### Directions for this task
Copy out each line of the data holding "entre".

Dataset entries:
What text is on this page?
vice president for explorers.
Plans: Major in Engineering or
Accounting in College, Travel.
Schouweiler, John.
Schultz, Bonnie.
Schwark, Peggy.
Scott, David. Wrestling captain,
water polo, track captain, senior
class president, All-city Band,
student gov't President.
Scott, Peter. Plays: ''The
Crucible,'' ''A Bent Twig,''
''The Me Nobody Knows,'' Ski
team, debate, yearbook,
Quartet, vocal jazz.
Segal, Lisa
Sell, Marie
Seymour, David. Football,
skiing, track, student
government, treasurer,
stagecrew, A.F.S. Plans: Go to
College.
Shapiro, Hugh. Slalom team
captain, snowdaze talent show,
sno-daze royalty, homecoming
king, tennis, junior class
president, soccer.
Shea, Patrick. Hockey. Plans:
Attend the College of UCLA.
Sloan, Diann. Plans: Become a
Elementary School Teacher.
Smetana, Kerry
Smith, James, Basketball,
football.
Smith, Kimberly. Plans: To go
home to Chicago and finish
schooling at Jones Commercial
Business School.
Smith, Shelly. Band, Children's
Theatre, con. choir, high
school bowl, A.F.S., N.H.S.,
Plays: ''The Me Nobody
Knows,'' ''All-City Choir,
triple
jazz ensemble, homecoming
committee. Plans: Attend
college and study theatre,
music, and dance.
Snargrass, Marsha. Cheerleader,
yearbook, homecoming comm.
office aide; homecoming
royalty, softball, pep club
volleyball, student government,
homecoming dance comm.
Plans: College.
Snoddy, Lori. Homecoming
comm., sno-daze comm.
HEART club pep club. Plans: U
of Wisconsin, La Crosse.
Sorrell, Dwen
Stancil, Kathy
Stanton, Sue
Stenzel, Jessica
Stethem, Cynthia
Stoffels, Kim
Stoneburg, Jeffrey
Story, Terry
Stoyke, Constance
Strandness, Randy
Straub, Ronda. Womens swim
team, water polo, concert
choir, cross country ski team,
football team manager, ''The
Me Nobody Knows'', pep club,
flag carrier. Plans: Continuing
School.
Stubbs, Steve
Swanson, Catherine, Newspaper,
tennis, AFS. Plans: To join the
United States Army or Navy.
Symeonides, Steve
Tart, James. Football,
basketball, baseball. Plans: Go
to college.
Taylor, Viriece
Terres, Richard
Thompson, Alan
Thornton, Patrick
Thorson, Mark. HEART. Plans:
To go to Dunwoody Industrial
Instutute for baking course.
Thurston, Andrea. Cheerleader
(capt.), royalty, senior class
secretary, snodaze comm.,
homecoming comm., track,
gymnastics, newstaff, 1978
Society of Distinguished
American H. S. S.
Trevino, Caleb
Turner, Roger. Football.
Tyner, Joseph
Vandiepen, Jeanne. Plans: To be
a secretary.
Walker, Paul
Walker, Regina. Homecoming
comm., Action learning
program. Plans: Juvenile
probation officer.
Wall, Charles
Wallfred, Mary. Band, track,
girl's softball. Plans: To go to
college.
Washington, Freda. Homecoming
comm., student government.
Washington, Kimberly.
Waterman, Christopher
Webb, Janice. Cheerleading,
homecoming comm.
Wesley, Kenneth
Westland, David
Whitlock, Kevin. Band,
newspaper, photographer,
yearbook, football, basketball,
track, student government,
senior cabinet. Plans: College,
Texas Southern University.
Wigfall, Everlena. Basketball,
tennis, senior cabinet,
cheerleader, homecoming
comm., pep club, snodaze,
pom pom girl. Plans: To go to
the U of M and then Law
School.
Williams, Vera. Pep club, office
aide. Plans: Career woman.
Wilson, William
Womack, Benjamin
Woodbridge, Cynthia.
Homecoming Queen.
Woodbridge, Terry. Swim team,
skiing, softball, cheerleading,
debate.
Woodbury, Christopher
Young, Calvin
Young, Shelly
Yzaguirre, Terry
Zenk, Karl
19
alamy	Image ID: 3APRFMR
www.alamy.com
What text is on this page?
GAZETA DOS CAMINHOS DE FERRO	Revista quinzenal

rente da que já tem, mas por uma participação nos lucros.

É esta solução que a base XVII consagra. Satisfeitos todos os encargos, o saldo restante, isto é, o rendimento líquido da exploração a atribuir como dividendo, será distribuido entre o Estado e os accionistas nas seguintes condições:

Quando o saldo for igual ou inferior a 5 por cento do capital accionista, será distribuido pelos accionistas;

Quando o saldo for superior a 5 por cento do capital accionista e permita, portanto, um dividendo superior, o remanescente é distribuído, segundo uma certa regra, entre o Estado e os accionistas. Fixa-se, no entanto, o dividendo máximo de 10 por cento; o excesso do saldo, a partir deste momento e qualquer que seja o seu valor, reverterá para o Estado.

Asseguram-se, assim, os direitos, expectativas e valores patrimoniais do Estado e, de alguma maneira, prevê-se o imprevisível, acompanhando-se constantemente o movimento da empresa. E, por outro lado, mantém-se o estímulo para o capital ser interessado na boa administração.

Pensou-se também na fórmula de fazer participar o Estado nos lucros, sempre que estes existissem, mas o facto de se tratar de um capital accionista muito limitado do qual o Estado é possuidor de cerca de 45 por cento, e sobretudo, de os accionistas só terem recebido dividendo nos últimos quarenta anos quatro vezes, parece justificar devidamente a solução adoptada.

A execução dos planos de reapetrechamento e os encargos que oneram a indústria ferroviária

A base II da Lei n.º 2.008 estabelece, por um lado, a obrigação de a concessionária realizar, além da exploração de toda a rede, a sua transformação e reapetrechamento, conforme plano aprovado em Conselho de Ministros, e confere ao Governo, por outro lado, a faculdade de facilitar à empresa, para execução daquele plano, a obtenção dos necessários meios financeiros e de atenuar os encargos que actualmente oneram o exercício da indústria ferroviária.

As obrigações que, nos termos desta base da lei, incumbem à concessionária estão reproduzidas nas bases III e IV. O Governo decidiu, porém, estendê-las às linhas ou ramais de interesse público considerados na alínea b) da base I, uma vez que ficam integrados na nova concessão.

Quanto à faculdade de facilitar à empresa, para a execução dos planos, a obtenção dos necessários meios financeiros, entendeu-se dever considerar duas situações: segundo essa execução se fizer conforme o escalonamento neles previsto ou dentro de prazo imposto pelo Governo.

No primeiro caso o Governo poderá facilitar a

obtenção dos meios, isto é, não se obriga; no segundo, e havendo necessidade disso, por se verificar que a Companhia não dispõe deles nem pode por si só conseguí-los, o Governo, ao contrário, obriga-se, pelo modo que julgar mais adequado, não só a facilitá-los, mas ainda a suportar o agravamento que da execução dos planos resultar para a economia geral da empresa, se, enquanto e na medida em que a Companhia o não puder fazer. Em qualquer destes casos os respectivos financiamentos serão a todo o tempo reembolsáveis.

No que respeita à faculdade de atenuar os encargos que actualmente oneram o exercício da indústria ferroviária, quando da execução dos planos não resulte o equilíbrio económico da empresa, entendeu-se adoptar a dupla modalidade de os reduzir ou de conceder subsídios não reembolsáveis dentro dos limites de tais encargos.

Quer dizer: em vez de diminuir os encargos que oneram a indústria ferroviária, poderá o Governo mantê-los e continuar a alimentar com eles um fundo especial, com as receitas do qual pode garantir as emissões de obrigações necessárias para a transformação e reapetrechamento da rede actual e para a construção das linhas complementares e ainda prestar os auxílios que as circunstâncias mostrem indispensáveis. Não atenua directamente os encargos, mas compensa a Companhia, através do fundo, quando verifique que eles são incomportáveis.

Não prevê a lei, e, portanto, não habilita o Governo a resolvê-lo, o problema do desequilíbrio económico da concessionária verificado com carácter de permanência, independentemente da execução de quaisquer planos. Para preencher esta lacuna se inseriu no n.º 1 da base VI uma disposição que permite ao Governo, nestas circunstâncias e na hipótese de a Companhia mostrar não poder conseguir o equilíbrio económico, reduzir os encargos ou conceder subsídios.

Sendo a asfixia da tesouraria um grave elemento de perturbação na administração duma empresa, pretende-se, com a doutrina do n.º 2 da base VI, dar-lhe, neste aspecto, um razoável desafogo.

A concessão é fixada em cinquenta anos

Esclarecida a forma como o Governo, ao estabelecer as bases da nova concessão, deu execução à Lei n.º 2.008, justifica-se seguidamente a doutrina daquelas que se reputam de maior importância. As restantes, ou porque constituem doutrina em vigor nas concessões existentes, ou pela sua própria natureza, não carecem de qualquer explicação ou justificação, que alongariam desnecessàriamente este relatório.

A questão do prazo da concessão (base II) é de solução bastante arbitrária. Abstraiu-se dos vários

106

### Exercise result
É esta solução que a base XVII consagra. Satisfeitos todos os encargos, o saldo restante, isto é, o rendimento líquido da exploração a atribuir como dividendo, será distribuido entre o Estado e os accionistas nas seguintes condições:
Quando o saldo for superior a 5 por cento do capital accionista e permita, portanto, um dividendo superior, o remanescente é distribuído, segundo uma certa regra, entre o Estado e os accionistas. Fixa-se, no entanto, o dividendo máximo de 10 por cento; o excesso do saldo, a partir deste momento e qualquer que seja o seu valor, reverterá para o Estado.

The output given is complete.